### Kutipan Teks
Makalah Wakaf dalam hukum perdata islam

POSISI WAKAF DALAM HUKUM PERDATA ISLAM INDONESIA




BAB I
PENDAHULUAN
A.  Latar Belakang
Wakaf sebagai perbuatan hukum sudah lama melembaga dan dipraktikan di Indonesia. Diperkirakan lembaga wakaf sudah ada sejak Islam masuk ke Nusantara kemudian berkembang seiring dan sejalan dengan perkembangan agama Islam di Indonesia. Perkembangan wakaf dari masa kemasa ini tidak didukung oleh peraturan formal yang mengaturnya, praktik perwakafan selama itu hanya berpedoman kepada kitab-kitab fikih tradisional yang disusun beberapa abad yang lalu, banyak hal sudah tidak memadai lagi. Pengaturan tentang sumber hukum, tata cara, prosedur, dan praktik perwakafan dalam bentuk peraturan masih relatif  baru, yakni sejak lahirnya undang-undang nomor 5 taahuun 1960 tentang agraria.
Praktik wakaf yang diterapkan di Indonesia masih dilaksanakan secara konvensional yang memungkinkan rentan terhdap berbagai masalah dan tidak sedikit yang berahir di pengadilan. Kondisi ini diperparah dengan adanya penyimpangan terhadap benda-benda wakaf yang dilakukan oleh oknum yang tidak bertanggung jawab, dan sudah menjadi rahasia umum ada benda-benda wakaf yang diperjual belikan.

### Data Tersedia
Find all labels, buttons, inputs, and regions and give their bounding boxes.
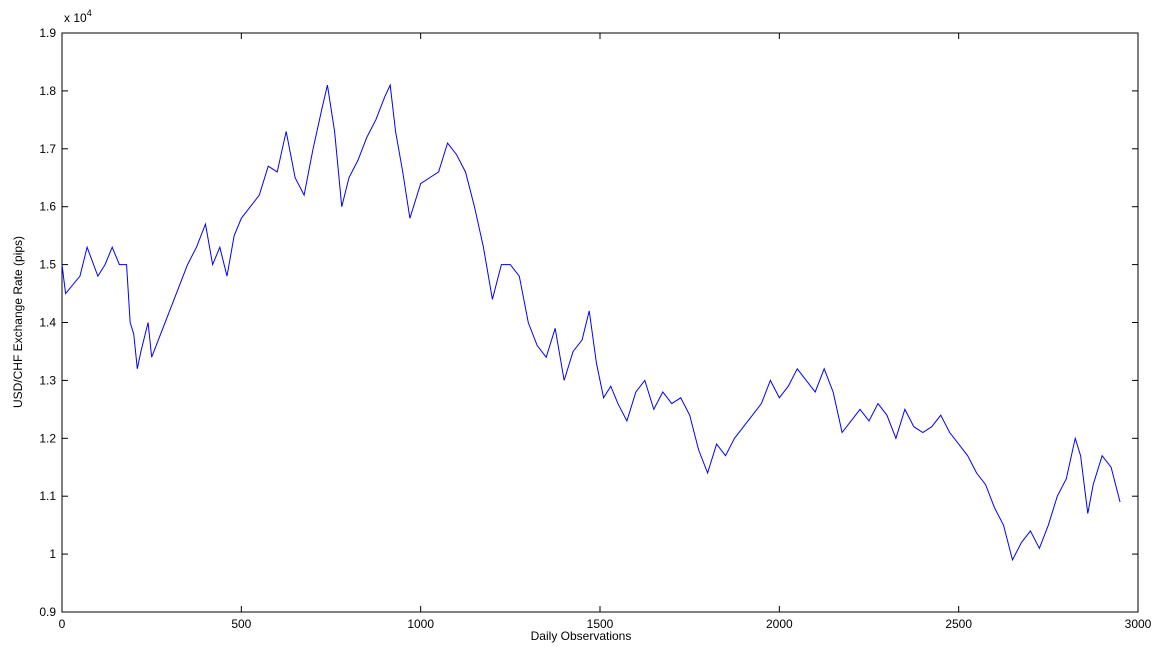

### Daftar Tugas
**a)** Salin kata demi kata seluruh bagian kutipan tentang wakaf mulai dari "Praktik wakaf yang" hingga ke "yang diperjual belikan.".
**b)** Jawablah pertanyaan berikut berdasarkan kutipan tentang wakaf.
(i) Selama ini praktik perwakafan berpedoman kepada apa?
(ii) Pengaturan perwakafan dalam bentuk peraturan dimulai sejak lahirnya undang-undang tentang apa?
(iii) Hal apa mengenai benda-benda wakaf yang sudah menjadi rahasia umum?
Baris-baris data tidak diperlukan untuk mengerjakan apa pun di sini.

### Penyelesaian Soal
**a)**
Praktik wakaf yang diterapkan di Indonesia masih dilaksanakan secara konvensional yang memungkinkan rentan terhdap berbagai masalah dan tidak sedikit yang berahir di pengadilan. Kondisi ini diperparah dengan adanya penyimpangan terhadap benda-benda wakaf yang dilakukan oleh oknum yang tidak bertanggung jawab, dan sudah menjadi rahasia umum ada benda-benda wakaf yang diperjual belikan.

**b)**
(i) Kitab-kitab fikih tradisional yang disusun beberapa abad yang lalu.
(ii) Undang-undang nomor 5 tentang agraria.
(iii) Adanya benda-benda wakaf yang diperjualbelikan.